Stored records
= = = = = = =

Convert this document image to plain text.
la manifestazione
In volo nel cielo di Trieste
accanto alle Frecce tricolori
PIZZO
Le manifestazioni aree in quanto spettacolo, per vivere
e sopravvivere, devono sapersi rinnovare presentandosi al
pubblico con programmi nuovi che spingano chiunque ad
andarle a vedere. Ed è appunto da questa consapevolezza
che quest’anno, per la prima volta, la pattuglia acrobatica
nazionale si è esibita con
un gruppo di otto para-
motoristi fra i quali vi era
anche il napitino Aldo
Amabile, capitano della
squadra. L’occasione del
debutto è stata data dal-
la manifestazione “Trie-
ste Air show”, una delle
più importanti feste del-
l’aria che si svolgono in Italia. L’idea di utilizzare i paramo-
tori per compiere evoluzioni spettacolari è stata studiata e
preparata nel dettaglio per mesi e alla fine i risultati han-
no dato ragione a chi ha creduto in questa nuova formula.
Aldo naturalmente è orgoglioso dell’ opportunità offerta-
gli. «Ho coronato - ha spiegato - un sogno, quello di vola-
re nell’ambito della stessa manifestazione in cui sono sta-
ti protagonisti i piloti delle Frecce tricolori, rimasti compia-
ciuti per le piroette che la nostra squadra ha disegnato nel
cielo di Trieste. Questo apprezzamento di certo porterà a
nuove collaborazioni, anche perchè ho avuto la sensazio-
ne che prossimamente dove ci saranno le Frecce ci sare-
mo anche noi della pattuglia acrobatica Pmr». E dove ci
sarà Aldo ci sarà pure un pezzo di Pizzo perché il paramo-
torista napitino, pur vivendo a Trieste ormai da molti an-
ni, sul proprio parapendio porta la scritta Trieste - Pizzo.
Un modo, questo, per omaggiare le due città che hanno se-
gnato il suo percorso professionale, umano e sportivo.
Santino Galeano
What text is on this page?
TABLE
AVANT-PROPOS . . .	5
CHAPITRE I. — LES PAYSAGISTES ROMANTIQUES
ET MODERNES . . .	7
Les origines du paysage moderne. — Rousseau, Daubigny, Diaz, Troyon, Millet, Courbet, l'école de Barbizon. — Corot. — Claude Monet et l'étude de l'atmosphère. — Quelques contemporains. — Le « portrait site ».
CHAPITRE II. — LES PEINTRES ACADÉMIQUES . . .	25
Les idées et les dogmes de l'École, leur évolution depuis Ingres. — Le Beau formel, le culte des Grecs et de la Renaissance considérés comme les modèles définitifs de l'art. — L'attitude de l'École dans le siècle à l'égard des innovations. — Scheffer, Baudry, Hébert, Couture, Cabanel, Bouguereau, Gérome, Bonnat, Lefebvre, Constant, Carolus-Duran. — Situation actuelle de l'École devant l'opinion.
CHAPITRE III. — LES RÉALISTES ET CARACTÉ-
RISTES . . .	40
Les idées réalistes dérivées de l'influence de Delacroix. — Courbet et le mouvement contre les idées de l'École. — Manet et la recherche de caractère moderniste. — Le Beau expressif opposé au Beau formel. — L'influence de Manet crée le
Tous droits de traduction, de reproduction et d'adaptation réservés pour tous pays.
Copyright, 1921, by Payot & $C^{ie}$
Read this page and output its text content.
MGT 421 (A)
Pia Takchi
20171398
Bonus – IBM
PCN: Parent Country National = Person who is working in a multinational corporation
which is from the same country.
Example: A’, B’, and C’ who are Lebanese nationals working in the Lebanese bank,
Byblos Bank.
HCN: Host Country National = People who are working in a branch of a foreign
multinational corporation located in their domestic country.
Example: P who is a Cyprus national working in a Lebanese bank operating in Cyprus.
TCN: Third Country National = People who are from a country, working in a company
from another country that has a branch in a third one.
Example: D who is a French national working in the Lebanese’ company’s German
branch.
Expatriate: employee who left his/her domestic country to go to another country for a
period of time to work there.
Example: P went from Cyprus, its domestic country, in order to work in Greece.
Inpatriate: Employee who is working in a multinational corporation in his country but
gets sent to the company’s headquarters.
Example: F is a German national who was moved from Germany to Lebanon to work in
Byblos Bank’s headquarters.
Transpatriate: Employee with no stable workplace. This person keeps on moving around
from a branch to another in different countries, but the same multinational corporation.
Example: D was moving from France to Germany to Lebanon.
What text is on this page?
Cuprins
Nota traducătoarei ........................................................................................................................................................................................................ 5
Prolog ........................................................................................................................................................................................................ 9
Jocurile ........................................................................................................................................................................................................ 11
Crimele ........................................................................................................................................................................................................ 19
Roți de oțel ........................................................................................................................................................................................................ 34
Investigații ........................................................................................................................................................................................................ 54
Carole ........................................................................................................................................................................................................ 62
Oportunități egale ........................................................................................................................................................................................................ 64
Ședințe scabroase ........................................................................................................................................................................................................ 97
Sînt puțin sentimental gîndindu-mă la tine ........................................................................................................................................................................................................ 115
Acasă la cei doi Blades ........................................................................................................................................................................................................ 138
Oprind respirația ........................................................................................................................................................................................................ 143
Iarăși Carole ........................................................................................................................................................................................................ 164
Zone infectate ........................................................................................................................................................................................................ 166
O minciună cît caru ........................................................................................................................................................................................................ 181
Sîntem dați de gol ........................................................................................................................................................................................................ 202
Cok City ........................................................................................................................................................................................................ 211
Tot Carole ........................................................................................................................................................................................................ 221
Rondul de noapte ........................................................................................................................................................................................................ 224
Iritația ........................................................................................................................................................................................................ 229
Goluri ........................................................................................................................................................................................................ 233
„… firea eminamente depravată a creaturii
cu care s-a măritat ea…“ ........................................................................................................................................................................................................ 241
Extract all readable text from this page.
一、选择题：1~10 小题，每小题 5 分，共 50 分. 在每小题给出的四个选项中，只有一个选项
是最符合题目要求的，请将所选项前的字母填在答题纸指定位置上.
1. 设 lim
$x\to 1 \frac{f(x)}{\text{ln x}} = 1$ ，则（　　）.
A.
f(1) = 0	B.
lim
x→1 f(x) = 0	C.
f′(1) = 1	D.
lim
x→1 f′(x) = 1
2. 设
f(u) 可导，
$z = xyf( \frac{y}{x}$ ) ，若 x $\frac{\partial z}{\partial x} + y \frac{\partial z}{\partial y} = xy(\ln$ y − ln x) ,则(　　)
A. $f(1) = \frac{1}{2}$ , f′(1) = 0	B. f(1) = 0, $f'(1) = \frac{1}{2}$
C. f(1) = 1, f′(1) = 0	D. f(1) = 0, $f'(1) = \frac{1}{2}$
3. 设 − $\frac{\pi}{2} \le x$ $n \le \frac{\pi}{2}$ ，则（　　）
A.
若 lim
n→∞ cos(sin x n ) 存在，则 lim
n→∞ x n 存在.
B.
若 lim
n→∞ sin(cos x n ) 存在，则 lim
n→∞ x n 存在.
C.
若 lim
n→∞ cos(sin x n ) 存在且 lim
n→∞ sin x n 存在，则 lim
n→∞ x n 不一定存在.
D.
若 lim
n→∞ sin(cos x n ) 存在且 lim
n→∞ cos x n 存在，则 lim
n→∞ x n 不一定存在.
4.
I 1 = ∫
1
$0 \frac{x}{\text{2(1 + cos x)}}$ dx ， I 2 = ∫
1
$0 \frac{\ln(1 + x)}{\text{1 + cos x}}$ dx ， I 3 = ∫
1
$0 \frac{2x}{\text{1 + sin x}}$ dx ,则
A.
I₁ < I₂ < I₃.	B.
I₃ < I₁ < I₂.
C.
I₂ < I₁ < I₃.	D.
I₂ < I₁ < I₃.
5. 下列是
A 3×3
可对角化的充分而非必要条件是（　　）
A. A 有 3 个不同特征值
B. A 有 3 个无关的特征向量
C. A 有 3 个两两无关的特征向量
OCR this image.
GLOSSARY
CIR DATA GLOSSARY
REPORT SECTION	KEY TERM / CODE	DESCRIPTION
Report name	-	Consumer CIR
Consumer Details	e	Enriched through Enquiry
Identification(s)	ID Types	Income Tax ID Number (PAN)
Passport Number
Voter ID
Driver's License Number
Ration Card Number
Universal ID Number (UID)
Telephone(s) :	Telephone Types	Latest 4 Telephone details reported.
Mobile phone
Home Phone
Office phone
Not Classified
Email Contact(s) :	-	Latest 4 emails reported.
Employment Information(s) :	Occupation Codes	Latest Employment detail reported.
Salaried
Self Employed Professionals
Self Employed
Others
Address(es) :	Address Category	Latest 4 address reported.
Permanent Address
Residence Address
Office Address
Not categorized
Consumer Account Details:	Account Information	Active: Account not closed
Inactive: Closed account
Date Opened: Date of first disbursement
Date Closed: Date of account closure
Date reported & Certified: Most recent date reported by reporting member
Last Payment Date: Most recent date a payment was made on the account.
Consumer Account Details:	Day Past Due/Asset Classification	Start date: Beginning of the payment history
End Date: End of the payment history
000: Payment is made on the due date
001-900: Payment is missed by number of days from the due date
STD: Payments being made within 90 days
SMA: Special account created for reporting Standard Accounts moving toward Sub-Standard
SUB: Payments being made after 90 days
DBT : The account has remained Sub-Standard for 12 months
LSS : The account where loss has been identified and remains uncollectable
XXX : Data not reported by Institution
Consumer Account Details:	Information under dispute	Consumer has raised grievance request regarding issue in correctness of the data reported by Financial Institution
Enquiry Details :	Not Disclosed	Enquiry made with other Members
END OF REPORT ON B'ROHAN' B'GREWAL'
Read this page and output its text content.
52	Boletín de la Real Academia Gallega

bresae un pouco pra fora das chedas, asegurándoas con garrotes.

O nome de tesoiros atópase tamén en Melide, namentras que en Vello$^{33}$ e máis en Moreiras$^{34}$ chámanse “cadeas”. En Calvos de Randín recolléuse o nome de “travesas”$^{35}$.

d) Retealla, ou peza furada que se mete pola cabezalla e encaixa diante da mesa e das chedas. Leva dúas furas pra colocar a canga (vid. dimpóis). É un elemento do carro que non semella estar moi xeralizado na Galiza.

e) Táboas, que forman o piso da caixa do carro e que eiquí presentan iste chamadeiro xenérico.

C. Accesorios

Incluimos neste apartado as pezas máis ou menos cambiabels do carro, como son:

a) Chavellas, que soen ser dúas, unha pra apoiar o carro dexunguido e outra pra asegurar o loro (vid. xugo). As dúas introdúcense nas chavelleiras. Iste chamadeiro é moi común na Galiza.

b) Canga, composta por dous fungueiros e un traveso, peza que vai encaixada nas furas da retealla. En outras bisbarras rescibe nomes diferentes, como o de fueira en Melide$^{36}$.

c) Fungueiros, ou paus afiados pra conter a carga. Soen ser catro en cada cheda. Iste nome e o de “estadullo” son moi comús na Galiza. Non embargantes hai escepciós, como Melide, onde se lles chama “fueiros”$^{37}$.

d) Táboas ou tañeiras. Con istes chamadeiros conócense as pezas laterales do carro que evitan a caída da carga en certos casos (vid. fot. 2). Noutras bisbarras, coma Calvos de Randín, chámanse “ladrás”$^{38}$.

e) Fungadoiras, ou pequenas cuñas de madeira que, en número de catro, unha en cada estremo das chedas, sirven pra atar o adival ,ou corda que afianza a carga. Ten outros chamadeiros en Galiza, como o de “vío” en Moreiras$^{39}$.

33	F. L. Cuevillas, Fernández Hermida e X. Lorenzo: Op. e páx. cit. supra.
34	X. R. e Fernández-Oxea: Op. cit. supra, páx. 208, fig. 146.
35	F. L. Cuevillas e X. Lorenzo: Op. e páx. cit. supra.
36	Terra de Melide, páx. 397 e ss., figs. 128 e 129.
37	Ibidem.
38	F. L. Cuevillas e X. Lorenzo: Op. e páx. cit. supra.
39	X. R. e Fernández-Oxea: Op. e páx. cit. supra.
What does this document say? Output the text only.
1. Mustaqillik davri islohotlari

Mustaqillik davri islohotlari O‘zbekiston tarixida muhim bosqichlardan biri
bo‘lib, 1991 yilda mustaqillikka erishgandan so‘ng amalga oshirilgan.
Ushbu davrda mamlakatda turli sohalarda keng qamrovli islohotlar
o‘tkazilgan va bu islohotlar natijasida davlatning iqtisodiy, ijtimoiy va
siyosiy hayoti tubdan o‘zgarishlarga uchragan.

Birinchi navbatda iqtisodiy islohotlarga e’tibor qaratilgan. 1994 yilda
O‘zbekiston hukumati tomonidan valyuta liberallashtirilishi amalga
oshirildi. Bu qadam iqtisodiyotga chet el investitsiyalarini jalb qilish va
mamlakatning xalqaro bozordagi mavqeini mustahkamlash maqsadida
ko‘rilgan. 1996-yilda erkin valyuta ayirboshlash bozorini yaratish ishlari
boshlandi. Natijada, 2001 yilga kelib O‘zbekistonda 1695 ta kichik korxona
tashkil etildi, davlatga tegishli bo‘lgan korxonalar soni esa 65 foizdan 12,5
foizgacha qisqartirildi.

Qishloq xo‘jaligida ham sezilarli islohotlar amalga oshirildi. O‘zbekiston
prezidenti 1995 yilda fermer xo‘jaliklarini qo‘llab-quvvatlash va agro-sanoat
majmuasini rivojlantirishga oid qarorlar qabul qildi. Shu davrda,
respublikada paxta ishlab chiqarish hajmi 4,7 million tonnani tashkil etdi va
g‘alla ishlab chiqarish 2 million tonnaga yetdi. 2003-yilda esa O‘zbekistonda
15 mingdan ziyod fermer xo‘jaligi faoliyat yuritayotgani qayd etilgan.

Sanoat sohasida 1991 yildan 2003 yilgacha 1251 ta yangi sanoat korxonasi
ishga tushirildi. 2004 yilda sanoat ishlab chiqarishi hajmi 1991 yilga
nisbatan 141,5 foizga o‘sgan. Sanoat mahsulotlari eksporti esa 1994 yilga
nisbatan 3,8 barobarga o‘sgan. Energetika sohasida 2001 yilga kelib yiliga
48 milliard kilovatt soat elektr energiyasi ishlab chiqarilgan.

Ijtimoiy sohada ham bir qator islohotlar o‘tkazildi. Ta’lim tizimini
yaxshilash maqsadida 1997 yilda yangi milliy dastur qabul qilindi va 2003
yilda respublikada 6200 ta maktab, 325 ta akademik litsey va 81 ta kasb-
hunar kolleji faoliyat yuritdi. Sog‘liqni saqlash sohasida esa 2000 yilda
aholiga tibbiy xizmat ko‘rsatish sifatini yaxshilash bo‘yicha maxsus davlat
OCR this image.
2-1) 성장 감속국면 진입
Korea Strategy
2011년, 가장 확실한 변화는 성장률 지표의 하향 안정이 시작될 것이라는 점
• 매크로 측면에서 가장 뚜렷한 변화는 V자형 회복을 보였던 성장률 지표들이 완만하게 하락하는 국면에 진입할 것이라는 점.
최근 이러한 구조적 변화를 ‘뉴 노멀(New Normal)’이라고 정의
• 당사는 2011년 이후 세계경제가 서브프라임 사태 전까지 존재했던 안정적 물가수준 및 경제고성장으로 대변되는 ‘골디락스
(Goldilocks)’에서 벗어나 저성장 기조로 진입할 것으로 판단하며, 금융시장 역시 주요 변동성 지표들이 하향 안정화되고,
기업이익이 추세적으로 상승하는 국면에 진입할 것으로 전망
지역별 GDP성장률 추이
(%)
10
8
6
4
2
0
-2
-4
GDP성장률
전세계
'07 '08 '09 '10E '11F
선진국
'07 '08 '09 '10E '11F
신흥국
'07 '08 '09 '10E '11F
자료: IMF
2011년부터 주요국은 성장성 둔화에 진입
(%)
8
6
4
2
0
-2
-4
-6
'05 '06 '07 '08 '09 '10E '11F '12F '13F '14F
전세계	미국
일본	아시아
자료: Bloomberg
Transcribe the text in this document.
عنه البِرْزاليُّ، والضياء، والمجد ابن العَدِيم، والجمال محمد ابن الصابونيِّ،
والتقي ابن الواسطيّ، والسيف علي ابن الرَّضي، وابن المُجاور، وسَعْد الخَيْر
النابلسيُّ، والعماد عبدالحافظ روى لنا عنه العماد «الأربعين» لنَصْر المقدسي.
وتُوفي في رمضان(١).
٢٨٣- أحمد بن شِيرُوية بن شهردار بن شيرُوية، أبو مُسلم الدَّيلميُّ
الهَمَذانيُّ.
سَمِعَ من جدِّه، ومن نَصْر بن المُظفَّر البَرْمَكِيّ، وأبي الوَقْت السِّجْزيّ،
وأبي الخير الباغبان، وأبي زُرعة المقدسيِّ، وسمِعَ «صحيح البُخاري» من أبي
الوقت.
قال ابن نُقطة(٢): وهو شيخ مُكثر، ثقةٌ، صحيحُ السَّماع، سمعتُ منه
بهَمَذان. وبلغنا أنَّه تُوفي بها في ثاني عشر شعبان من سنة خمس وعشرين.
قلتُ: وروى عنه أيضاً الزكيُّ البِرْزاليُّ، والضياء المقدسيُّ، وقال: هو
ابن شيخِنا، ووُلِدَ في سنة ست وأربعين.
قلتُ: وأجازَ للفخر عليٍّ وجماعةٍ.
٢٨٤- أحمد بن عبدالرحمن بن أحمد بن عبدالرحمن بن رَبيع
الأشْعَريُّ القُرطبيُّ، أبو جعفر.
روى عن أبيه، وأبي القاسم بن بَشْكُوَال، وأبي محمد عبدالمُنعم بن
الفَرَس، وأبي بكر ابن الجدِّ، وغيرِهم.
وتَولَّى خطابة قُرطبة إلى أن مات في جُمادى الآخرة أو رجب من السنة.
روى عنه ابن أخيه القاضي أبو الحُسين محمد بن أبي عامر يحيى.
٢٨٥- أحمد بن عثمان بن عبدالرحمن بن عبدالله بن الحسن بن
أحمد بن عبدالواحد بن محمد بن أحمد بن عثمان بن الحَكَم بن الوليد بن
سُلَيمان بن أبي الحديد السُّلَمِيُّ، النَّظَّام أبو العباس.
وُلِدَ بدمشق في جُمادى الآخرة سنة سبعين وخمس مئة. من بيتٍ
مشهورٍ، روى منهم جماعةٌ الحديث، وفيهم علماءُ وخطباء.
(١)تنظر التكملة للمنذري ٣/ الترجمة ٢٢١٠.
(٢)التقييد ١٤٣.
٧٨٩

= = = = = = =

WHAT YOU SHOULD DO: Pull every line containing the word "napitino" out of the entries above.

CORRECT ANSWER:
anche il napitino Aldo
torista napitino, pur vivendo a Trieste ormai da molti an-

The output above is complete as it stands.